Exercise requirements
Locate the lines where "this" occurs and copy them as they stand.

Exercise materials
**********

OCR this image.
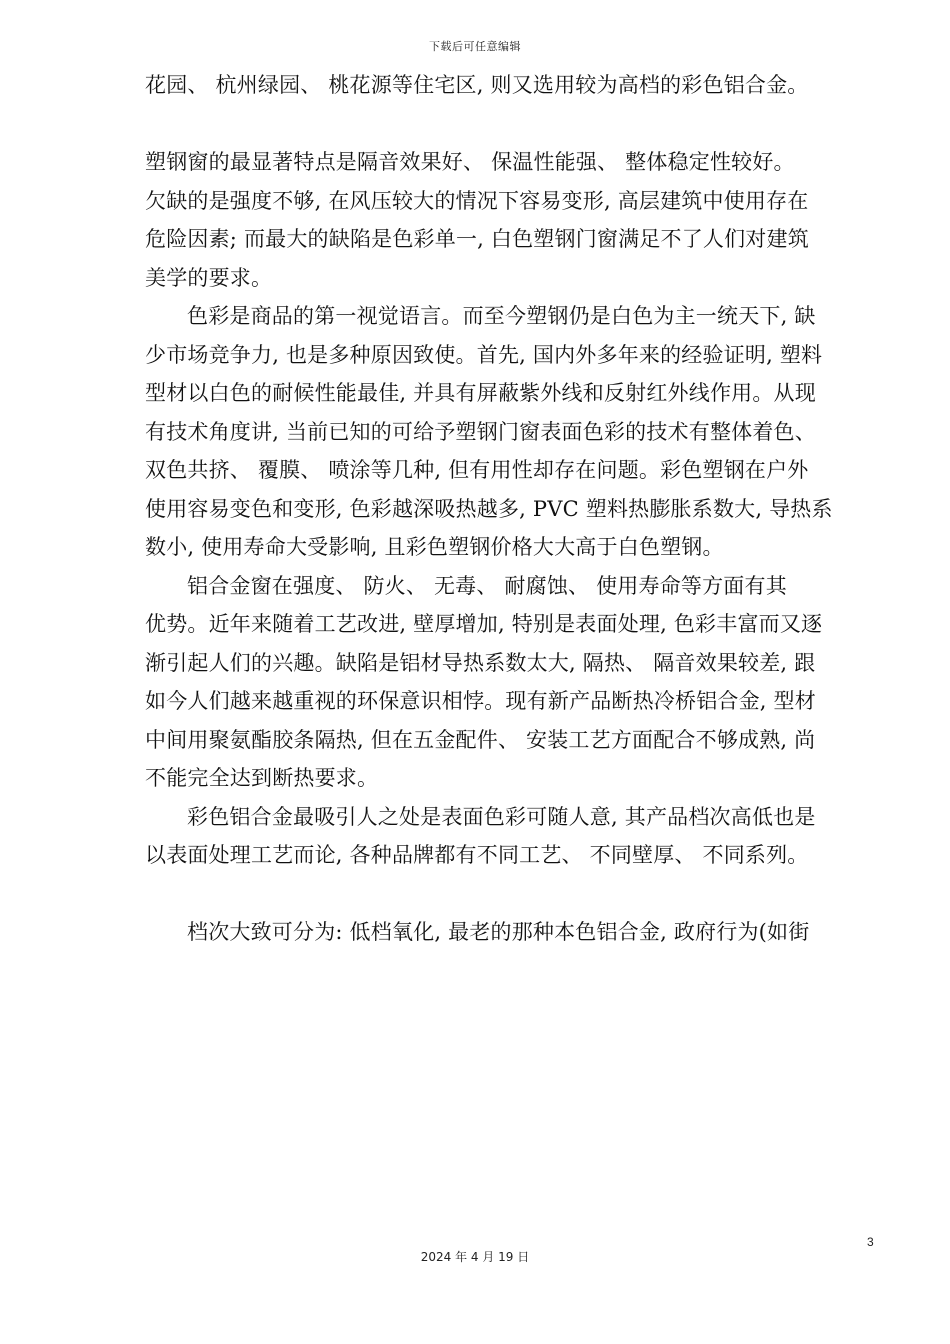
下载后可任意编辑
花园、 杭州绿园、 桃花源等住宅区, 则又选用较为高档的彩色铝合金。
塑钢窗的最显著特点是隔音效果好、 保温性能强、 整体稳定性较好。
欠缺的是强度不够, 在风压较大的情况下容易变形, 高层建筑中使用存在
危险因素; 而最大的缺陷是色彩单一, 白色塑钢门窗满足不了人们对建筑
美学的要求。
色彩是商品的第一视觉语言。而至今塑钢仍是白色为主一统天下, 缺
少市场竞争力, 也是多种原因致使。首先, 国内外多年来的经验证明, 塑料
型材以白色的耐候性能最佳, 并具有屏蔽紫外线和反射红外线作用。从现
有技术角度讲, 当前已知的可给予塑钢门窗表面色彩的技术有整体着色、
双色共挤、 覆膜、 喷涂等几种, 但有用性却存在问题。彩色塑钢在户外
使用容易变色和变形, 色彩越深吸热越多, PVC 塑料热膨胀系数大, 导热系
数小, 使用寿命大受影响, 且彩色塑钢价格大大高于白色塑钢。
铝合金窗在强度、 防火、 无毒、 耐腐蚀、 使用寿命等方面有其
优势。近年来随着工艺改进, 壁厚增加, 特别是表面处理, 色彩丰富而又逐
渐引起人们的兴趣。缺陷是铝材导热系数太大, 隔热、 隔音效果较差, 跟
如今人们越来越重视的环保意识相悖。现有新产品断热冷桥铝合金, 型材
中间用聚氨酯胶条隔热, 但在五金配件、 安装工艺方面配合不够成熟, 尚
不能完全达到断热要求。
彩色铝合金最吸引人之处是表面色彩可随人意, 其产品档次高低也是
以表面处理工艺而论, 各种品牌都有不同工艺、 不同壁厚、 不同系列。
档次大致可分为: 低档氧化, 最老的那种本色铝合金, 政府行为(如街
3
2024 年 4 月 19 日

**********

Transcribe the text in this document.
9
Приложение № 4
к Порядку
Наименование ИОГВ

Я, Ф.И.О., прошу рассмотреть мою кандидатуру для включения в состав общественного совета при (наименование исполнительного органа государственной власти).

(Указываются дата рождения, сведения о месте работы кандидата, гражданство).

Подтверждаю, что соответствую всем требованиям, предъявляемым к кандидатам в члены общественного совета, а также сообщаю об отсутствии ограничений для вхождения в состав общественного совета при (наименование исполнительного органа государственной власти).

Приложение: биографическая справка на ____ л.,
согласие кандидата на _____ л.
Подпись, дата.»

**********

Full output
OCR this image.
Transcribe the text in this document.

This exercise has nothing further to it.